→ Written task
In the material below, identify each line bearing the word "dramatic". Reproduce those lines.
━━ Given data
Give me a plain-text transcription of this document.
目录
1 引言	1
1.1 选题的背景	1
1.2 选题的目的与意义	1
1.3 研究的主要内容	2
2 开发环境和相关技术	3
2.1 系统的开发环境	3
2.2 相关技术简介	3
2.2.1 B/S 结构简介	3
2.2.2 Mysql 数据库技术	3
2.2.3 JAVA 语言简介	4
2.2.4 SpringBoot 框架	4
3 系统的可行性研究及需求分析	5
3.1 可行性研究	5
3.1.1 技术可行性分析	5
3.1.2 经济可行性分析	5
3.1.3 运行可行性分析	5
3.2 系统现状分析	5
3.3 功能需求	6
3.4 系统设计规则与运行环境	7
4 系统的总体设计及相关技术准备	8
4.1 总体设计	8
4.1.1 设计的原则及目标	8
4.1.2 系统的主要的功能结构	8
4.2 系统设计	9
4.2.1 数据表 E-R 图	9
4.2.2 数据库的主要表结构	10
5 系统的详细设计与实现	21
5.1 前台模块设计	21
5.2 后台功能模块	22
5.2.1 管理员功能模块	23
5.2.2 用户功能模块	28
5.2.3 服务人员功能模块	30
━━━━
━━ Given data
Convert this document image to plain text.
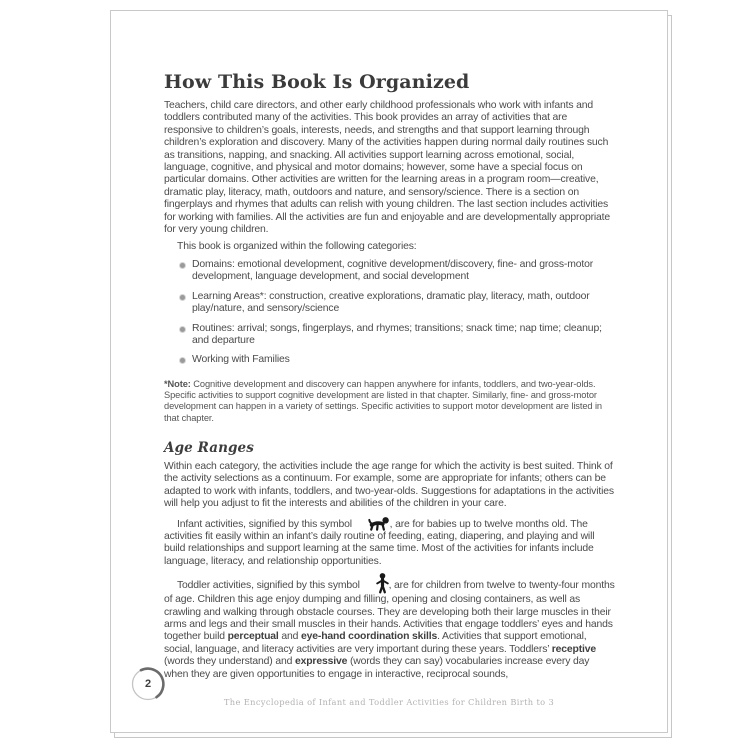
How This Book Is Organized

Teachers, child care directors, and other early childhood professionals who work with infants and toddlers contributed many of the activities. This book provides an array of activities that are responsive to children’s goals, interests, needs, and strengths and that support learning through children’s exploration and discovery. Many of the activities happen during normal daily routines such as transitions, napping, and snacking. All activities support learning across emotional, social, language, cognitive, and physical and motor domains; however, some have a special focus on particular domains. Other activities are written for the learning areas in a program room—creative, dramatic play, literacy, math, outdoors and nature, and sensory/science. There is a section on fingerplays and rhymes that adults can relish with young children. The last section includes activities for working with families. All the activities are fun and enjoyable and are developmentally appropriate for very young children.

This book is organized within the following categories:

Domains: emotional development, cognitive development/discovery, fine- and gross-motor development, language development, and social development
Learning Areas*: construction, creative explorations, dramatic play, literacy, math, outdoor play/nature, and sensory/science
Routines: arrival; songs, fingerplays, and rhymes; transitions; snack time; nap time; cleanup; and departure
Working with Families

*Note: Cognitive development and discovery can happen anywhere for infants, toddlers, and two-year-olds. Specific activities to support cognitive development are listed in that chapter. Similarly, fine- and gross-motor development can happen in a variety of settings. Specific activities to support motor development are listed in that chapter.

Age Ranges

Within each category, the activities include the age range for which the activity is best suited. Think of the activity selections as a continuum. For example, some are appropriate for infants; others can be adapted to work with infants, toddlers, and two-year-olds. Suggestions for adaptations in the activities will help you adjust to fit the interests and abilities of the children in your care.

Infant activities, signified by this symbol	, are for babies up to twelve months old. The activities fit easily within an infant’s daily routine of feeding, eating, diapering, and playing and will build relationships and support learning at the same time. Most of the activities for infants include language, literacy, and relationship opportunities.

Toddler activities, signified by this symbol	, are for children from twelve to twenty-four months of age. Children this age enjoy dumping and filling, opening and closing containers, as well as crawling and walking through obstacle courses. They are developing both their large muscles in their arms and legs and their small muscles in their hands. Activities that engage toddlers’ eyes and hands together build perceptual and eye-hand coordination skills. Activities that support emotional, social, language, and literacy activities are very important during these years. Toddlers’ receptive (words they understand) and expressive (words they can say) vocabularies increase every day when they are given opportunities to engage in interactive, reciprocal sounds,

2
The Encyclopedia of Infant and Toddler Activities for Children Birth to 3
━━━━
→ Solved problem
Teachers, child care directors, and other early childhood professionals who work with infants and toddlers contributed many of the activities. This book provides an array of activities that are responsive to children’s goals, interests, needs, and strengths and that support learning through children’s exploration and discovery. Many of the activities happen during normal daily routines such as transitions, napping, and snacking. All activities support learning across emotional, social, language, cognitive, and physical and motor domains; however, some have a special focus on particular domains. Other activities are written for the learning areas in a program room—creative, dramatic play, literacy, math, outdoors and nature, and sensory/science. There is a section on fingerplays and rhymes that adults can relish with young children. The last section includes activities for working with families. All the activities are fun and enjoyable and are developmentally appropriate for very young children.
Learning Areas*: construction, creative explorations, dramatic play, literacy, math, outdoor play/nature, and sensory/science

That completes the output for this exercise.